'''
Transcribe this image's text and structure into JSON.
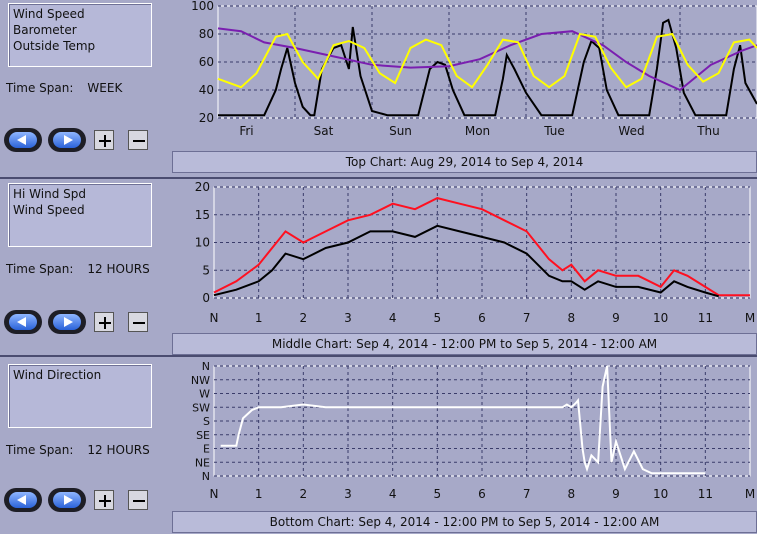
{
  "panels": [
    {
      "legend": [
        "Wind Speed",
        "Barometer",
        "Outside Temp"
      ],
      "timespan_label": "Time Span:",
      "timespan_value": "WEEK",
      "caption": "Top Chart:  Aug 29, 2014  to  Sep 4, 2014"
    },
    {
      "legend": [
        "Hi Wind Spd",
        "Wind Speed"
      ],
      "timespan_label": "Time Span:",
      "timespan_value": "12 HOURS",
      "caption": "Middle Chart:  Sep 4, 2014 - 12:00 PM  to  Sep 5, 2014 - 12:00 AM"
    },
    {
      "legend": [
        "Wind Direction"
      ],
      "timespan_label": "Time Span:",
      "timespan_value": "12 HOURS",
      "caption": "Bottom Chart:  Sep 4, 2014 - 12:00 PM  to  Sep 5, 2014 - 12:00 AM"
    }
  ],
  "colors": {
    "chart_bg": "#a7a9c8",
    "grid": "#3a3c6a",
    "wind_speed_week": "#000000",
    "barometer": "#7a1fb0",
    "outside_temp": "#ffff00",
    "hi_wind": "#ff1020",
    "wind_12h": "#000000",
    "wind_dir": "#ffffff"
  },
  "chart_data": [
    {
      "type": "line",
      "x_ticks": [
        "Fri",
        "Sat",
        "Sun",
        "Mon",
        "Tue",
        "Wed",
        "Thu"
      ],
      "y_ticks": [
        20,
        40,
        60,
        80,
        100
      ],
      "ylim": [
        20,
        100
      ],
      "grid": true,
      "series": [
        {
          "name": "Wind Speed",
          "color": "#000000",
          "x": [
            0,
            0.3,
            0.6,
            0.75,
            0.82,
            0.9,
            1.0,
            1.1,
            1.2,
            1.25,
            1.35,
            1.5,
            1.6,
            1.7,
            1.75,
            1.85,
            2.0,
            2.2,
            2.4,
            2.6,
            2.75,
            2.85,
            2.95,
            3.05,
            3.2,
            3.4,
            3.6,
            3.7,
            3.75,
            3.85,
            4.0,
            4.2,
            4.4,
            4.6,
            4.75,
            4.85,
            4.95,
            5.05,
            5.2,
            5.4,
            5.6,
            5.7,
            5.78,
            5.85,
            5.95,
            6.05,
            6.2,
            6.4,
            6.6,
            6.7,
            6.78,
            6.85,
            7.0
          ],
          "y": [
            22,
            22,
            22,
            40,
            55,
            70,
            45,
            28,
            22,
            22,
            55,
            70,
            72,
            55,
            85,
            50,
            25,
            22,
            22,
            22,
            55,
            60,
            58,
            40,
            22,
            22,
            22,
            48,
            65,
            55,
            38,
            22,
            22,
            22,
            60,
            75,
            70,
            40,
            22,
            22,
            22,
            55,
            88,
            90,
            70,
            38,
            22,
            22,
            22,
            55,
            72,
            45,
            30
          ]
        },
        {
          "name": "Barometer",
          "color": "#7a1fb0",
          "x": [
            0,
            0.3,
            0.6,
            1.0,
            1.5,
            2.0,
            2.5,
            3.0,
            3.4,
            3.8,
            4.2,
            4.6,
            5.0,
            5.3,
            5.6,
            6.0,
            6.4,
            6.8,
            7.0
          ],
          "y": [
            84,
            82,
            74,
            70,
            64,
            58,
            56,
            57,
            62,
            72,
            80,
            82,
            72,
            60,
            50,
            40,
            58,
            68,
            72
          ]
        },
        {
          "name": "Outside Temp",
          "color": "#ffff00",
          "x": [
            0,
            0.3,
            0.5,
            0.75,
            0.9,
            1.1,
            1.3,
            1.5,
            1.7,
            1.9,
            2.1,
            2.3,
            2.5,
            2.7,
            2.9,
            3.1,
            3.3,
            3.5,
            3.7,
            3.9,
            4.1,
            4.3,
            4.5,
            4.7,
            4.9,
            5.1,
            5.3,
            5.5,
            5.7,
            5.9,
            6.1,
            6.3,
            6.5,
            6.7,
            6.9,
            7.0
          ],
          "y": [
            48,
            42,
            52,
            78,
            80,
            60,
            48,
            72,
            75,
            70,
            52,
            45,
            70,
            76,
            72,
            50,
            42,
            58,
            76,
            74,
            50,
            42,
            50,
            80,
            78,
            56,
            42,
            48,
            78,
            80,
            58,
            46,
            52,
            74,
            76,
            70
          ]
        }
      ]
    },
    {
      "type": "line",
      "x_ticks": [
        "N",
        "1",
        "2",
        "3",
        "4",
        "5",
        "6",
        "7",
        "8",
        "9",
        "10",
        "11",
        "M"
      ],
      "y_ticks": [
        0,
        5,
        10,
        15,
        20
      ],
      "ylim": [
        0,
        20
      ],
      "grid": true,
      "series": [
        {
          "name": "Hi Wind Spd",
          "color": "#ff1020",
          "x": [
            0,
            0.5,
            1.0,
            1.3,
            1.6,
            2.0,
            2.5,
            3.0,
            3.5,
            4.0,
            4.5,
            5.0,
            5.5,
            6.0,
            6.5,
            7.0,
            7.5,
            7.8,
            8.0,
            8.3,
            8.6,
            9.0,
            9.5,
            10.0,
            10.3,
            10.6,
            11.0,
            11.3,
            11.8,
            12.0
          ],
          "y": [
            1,
            3,
            6,
            9,
            12,
            10,
            12,
            14,
            15,
            17,
            16,
            18,
            17,
            16,
            14,
            12,
            7,
            5,
            6,
            3,
            5,
            4,
            4,
            2,
            5,
            4,
            2,
            0.5,
            0.5,
            0.5
          ]
        },
        {
          "name": "Wind Speed",
          "color": "#000000",
          "x": [
            0,
            0.5,
            1.0,
            1.3,
            1.6,
            2.0,
            2.5,
            3.0,
            3.5,
            4.0,
            4.5,
            5.0,
            5.5,
            6.0,
            6.5,
            7.0,
            7.5,
            7.8,
            8.0,
            8.3,
            8.6,
            9.0,
            9.5,
            10.0,
            10.3,
            10.6,
            11.0,
            11.3
          ],
          "y": [
            0.5,
            1.5,
            3,
            5,
            8,
            7,
            9,
            10,
            12,
            12,
            11,
            13,
            12,
            11,
            10,
            8,
            4,
            3,
            3,
            1.5,
            3,
            2,
            2,
            1,
            3,
            2,
            1,
            0.3
          ]
        }
      ]
    },
    {
      "type": "line",
      "x_ticks": [
        "N",
        "1",
        "2",
        "3",
        "4",
        "5",
        "6",
        "7",
        "8",
        "9",
        "10",
        "11",
        "M"
      ],
      "y_ticks": [
        "N",
        "NE",
        "E",
        "SE",
        "S",
        "SW",
        "W",
        "NW",
        "N"
      ],
      "ylim": [
        0,
        8
      ],
      "grid": true,
      "series": [
        {
          "name": "Wind Direction",
          "color": "#ffffff",
          "x": [
            0.15,
            0.5,
            0.55,
            0.65,
            0.75,
            0.85,
            1.0,
            1.5,
            2.0,
            2.5,
            3.0,
            4.0,
            5.0,
            6.0,
            7.0,
            7.5,
            7.8,
            7.9,
            8.0,
            8.1,
            8.15,
            8.25,
            8.3,
            8.35,
            8.45,
            8.6,
            8.7,
            8.8,
            8.9,
            9.0,
            9.2,
            9.4,
            9.6,
            9.8,
            10.0,
            10.4,
            11.0
          ],
          "y": [
            2.2,
            2.2,
            3,
            4.2,
            4.5,
            4.8,
            5.0,
            5.0,
            5.2,
            5.0,
            5.0,
            5.0,
            5.0,
            5.0,
            5.0,
            5.0,
            5.0,
            5.2,
            5.0,
            5.3,
            5.5,
            2.0,
            1.0,
            0.5,
            1.5,
            1.0,
            6.5,
            8.0,
            1.0,
            2.5,
            0.5,
            1.8,
            0.5,
            0.2,
            0.2,
            0.2,
            0.2
          ]
        }
      ]
    }
  ]
}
'''
◆ **Given problem**:
Your task is to copy the entries in full and exactly, without any images.

◆ **Expected answer**:
Transcribe this image's text and structure into JSON.
{
  "panels": [
    {
      "legend": [
        "Wind Speed",
        "Barometer",
        "Outside Temp"
      ],
      "timespan_label": "Time Span:",
      "timespan_value": "WEEK",
      "caption": "Top Chart:  Aug 29, 2014  to  Sep 4, 2014"
    },
    {
      "legend": [
        "Hi Wind Spd",
        "Wind Speed"
      ],
      "timespan_label": "Time Span:",
      "timespan_value": "12 HOURS",
      "caption": "Middle Chart:  Sep 4, 2014 - 12:00 PM  to  Sep 5, 2014 - 12:00 AM"
    },
    {
      "legend": [
        "Wind Direction"
      ],
      "timespan_label": "Time Span:",
      "timespan_value": "12 HOURS",
      "caption": "Bottom Chart:  Sep 4, 2014 - 12:00 PM  to  Sep 5, 2014 - 12:00 AM"
    }
  ],
  "colors": {
    "chart_bg": "#a7a9c8",
    "grid": "#3a3c6a",
    "wind_speed_week": "#000000",
    "barometer": "#7a1fb0",
    "outside_temp": "#ffff00",
    "hi_wind": "#ff1020",
    "wind_12h": "#000000",
    "wind_dir": "#ffffff"
  },
  "chart_data": [
    {
      "type": "line",
      "x_ticks": [
        "Fri",
        "Sat",
        "Sun",
        "Mon",
        "Tue",
        "Wed",
        "Thu"
      ],
      "y_ticks": [
        20,
        40,
        60,
        80,
        100
      ],
      "ylim": [
        20,
        100
      ],
      "grid": true,
      "series": [
        {
          "name": "Wind Speed",
          "color": "#000000",
          "x": [
            0,
            0.3,
            0.6,
            0.75,
            0.82,
            0.9,
            1.0,
            1.1,
            1.2,
            1.25,
            1.35,
            1.5,
            1.6,
            1.7,
            1.75,
            1.85,
            2.0,
            2.2,
            2.4,
            2.6,
            2.75,
            2.85,
            2.95,
            3.05,
            3.2,
            3.4,
            3.6,
            3.7,
            3.75,
            3.85,
            4.0,
            4.2,
            4.4,
            4.6,
            4.75,
            4.85,
            4.95,
            5.05,
            5.2,
            5.4,
            5.6,
            5.7,
            5.78,
            5.85,
            5.95,
            6.05,
            6.2,
            6.4,
            6.6,
            6.7,
            6.78,
            6.85,
            7.0
          ],
          "y": [
            22,
            22,
            22,
            40,
            55,
            70,
            45,
            28,
            22,
            22,
            55,
            70,
            72,
            55,
            85,
            50,
            25,
            22,
            22,
            22,
            55,
            60,
            58,
            40,
            22,
            22,
            22,
            48,
            65,
            55,
            38,
            22,
            22,
            22,
            60,
            75,
            70,
            40,
            22,
            22,
            22,
            55,
            88,
            90,
            70,
            38,
            22,
            22,
            22,
            55,
            72,
            45,
            30
          ]
        },
        {
          "name": "Barometer",
          "color": "#7a1fb0",
          "x": [
            0,
            0.3,
            0.6,
            1.0,
            1.5,
            2.0,
            2.5,
            3.0,
            3.4,
            3.8,
            4.2,
            4.6,
            5.0,
            5.3,
            5.6,
            6.0,
            6.4,
            6.8,
            7.0
          ],
          "y": [
            84,
            82,
            74,
            70,
            64,
            58,
            56,
            57,
            62,
            72,
            80,
            82,
            72,
            60,
            50,
            40,
            58,
            68,
            72
          ]
        },
        {
          "name": "Outside Temp",
          "color": "#ffff00",
          "x": [
            0,
            0.3,
            0.5,
            0.75,
            0.9,
            1.1,
            1.3,
            1.5,
            1.7,
            1.9,
            2.1,
            2.3,
            2.5,
            2.7,
            2.9,
            3.1,
            3.3,
            3.5,
            3.7,
            3.9,
            4.1,
            4.3,
            4.5,
            4.7,
            4.9,
            5.1,
            5.3,
            5.5,
            5.7,
            5.9,
            6.1,
            6.3,
            6.5,
            6.7,
            6.9,
            7.0
          ],
          "y": [
            48,
            42,
            52,
            78,
            80,
            60,
            48,
            72,
            75,
            70,
            52,
            45,
            70,
            76,
            72,
            50,
            42,
            58,
            76,
            74,
            50,
            42,
            50,
            80,
            78,
            56,
            42,
            48,
            78,
            80,
            58,
            46,
            52,
            74,
            76,
            70
          ]
        }
      ]
    },
    {
      "type": "line",
      "x_ticks": [
        "N",
        "1",
        "2",
        "3",
        "4",
        "5",
        "6",
        "7",
        "8",
        "9",
        "10",
        "11",
        "M"
      ],
      "y_ticks": [
        0,
        5,
        10,
        15,
        20
      ],
      "ylim": [
        0,
        20
      ],
      "grid": true,
      "series": [
        {
          "name": "Hi Wind Spd",
          "color": "#ff1020",
          "x": [
            0,
            0.5,
            1.0,
            1.3,
            1.6,
            2.0,
            2.5,
            3.0,
            3.5,
            4.0,
            4.5,
            5.0,
            5.5,
            6.0,
            6.5,
            7.0,
            7.5,
            7.8,
            8.0,
            8.3,
            8.6,
            9.0,
            9.5,
            10.0,
            10.3,
            10.6,
            11.0,
            11.3,
            11.8,
            12.0
          ],
          "y": [
            1,
            3,
            6,
            9,
            12,
            10,
            12,
            14,
            15,
            17,
            16,
            18,
            17,
            16,
            14,
            12,
            7,
            5,
            6,
            3,
            5,
            4,
            4,
            2,
            5,
            4,
            2,
            0.5,
            0.5,
            0.5
          ]
        },
        {
          "name": "Wind Speed",
          "color": "#000000",
          "x": [
            0,
            0.5,
            1.0,
            1.3,
            1.6,
            2.0,
            2.5,
            3.0,
            3.5,
            4.0,
            4.5,
            5.0,
            5.5,
            6.0,
            6.5,
            7.0,
            7.5,
            7.8,
            8.0,
            8.3,
            8.6,
            9.0,
            9.5,
            10.0,
            10.3,
            10.6,
            11.0,
            11.3
          ],
          "y": [
            0.5,
            1.5,
            3,
            5,
            8,
            7,
            9,
            10,
            12,
            12,
            11,
            13,
            12,
            11,
            10,
            8,
            4,
            3,
            3,
            1.5,
            3,
            2,
            2,
            1,
            3,
            2,
            1,
            0.3
          ]
        }
      ]
    },
    {
      "type": "line",
      "x_ticks": [
        "N",
        "1",
        "2",
        "3",
        "4",
        "5",
        "6",
        "7",
        "8",
        "9",
        "10",
        "11",
        "M"
      ],
      "y_ticks": [
        "N",
        "NE",
        "E",
        "SE",
        "S",
        "SW",
        "W",
        "NW",
        "N"
      ],
      "ylim": [
        0,
        8
      ],
      "grid": true,
      "series": [
        {
          "name": "Wind Direction",
          "color": "#ffffff",
          "x": [
            0.15,
            0.5,
            0.55,
            0.65,
            0.75,
            0.85,
            1.0,
            1.5,
            2.0,
            2.5,
            3.0,
            4.0,
            5.0,
            6.0,
            7.0,
            7.5,
            7.8,
            7.9,
            8.0,
            8.1,
            8.15,
            8.25,
            8.3,
            8.35,
            8.45,
            8.6,
            8.7,
            8.8,
            8.9,
            9.0,
            9.2,
            9.4,
            9.6,
            9.8,
            10.0,
            10.4,
            11.0
          ],
          "y": [
            2.2,
            2.2,
            3,
            4.2,
            4.5,
            4.8,
            5.0,
            5.0,
            5.2,
            5.0,
            5.0,
            5.0,
            5.0,
            5.0,
            5.0,
            5.0,
            5.0,
            5.2,
            5.0,
            5.3,
            5.5,
            2.0,
            1.0,
            0.5,
            1.5,
            1.0,
            6.5,
            8.0,
            1.0,
            2.5,
            0.5,
            1.8,
            0.5,
            0.2,
            0.2,
            0.2,
            0.2
          ]
        }
      ]
    }
  ]
}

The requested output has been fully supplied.